Goal: Filter the lines below, copying only those with the string "Nationality".

• • •

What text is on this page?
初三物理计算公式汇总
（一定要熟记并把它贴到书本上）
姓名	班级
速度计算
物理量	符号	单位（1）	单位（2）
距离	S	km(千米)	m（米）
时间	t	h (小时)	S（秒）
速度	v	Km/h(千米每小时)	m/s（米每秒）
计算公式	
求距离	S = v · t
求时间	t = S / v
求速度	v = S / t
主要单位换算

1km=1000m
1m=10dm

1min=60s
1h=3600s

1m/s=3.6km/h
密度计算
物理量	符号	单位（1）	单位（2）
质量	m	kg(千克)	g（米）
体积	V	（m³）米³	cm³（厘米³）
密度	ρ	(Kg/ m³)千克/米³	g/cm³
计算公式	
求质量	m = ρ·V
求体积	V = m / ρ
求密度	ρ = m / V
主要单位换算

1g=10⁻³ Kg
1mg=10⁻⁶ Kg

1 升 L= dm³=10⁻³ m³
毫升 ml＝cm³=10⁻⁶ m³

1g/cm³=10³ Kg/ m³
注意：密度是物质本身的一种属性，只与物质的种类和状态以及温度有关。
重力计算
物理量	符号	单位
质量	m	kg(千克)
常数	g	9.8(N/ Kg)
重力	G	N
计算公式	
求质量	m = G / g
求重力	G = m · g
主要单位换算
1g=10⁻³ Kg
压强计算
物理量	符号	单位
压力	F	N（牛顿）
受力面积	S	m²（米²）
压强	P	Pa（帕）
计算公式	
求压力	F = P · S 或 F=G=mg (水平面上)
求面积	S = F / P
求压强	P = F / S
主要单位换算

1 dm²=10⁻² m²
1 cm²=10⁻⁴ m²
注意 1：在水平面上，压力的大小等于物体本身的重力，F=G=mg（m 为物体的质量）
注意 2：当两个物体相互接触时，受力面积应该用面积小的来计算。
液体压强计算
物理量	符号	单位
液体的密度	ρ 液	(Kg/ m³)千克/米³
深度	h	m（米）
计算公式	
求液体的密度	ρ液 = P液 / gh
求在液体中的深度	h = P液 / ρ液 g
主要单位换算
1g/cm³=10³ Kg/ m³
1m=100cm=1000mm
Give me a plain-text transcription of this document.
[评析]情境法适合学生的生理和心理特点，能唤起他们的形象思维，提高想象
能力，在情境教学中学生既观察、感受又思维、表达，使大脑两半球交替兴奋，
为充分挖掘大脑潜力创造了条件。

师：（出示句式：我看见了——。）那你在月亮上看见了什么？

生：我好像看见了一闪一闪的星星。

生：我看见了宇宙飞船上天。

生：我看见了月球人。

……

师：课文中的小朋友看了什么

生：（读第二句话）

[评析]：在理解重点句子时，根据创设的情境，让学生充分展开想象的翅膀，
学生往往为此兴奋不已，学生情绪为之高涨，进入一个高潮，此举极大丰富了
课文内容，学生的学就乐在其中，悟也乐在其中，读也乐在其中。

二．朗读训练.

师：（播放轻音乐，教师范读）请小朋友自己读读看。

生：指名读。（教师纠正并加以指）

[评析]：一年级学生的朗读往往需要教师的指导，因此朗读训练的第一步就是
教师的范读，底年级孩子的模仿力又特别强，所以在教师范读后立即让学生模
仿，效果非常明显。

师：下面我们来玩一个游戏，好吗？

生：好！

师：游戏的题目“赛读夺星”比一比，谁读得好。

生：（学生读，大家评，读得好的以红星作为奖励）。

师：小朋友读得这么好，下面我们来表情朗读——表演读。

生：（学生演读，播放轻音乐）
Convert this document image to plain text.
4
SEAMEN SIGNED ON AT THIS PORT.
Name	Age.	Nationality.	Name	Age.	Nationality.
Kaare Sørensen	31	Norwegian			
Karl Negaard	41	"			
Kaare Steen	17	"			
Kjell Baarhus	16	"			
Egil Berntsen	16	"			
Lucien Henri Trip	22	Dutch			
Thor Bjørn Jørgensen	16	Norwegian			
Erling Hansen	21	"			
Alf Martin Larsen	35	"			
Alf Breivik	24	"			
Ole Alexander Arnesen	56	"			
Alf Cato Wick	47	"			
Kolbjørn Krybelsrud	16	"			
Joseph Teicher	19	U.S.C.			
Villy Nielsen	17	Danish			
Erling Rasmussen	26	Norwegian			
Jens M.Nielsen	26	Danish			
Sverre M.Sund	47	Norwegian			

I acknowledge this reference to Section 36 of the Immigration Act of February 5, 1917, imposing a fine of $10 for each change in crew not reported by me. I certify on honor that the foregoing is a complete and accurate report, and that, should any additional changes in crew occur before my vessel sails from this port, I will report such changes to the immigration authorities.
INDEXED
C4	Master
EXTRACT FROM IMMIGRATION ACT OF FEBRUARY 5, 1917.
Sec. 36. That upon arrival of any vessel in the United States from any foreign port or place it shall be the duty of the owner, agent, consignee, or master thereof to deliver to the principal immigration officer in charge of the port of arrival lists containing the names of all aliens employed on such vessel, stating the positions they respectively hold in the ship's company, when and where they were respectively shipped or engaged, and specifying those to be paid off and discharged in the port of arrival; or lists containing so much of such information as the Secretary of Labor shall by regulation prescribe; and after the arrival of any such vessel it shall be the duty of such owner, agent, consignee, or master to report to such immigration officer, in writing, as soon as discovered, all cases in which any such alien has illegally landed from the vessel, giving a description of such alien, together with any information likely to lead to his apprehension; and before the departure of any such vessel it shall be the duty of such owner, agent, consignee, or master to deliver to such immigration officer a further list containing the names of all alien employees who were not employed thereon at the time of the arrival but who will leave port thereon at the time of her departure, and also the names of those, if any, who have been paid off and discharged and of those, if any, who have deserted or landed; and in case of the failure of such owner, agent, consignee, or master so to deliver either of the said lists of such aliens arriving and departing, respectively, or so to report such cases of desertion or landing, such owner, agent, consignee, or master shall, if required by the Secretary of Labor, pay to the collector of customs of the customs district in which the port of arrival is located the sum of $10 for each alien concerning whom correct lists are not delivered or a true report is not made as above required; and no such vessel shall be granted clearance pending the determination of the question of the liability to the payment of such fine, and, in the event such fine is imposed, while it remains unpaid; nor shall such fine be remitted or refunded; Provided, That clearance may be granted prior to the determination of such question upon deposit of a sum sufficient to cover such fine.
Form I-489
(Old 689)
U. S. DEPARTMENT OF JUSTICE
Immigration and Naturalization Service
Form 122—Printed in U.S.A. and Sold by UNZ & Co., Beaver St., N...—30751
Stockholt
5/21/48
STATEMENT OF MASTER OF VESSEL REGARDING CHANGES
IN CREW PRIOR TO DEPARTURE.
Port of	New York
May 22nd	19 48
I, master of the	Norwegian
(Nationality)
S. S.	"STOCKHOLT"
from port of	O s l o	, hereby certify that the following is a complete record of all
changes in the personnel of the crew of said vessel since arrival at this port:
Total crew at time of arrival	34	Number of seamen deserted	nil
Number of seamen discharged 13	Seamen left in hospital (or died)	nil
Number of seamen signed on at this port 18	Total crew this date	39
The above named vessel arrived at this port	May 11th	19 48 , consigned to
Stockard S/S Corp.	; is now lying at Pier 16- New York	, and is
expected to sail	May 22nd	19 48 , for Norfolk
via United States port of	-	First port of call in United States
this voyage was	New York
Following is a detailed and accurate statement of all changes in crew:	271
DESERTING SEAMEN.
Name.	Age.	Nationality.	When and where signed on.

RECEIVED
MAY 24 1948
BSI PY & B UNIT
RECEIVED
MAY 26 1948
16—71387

• • •

The output:
Name	Age.	Nationality.	Name	Age.	Nationality.
(Nationality)
Name.	Age.	Nationality.	When and where signed on.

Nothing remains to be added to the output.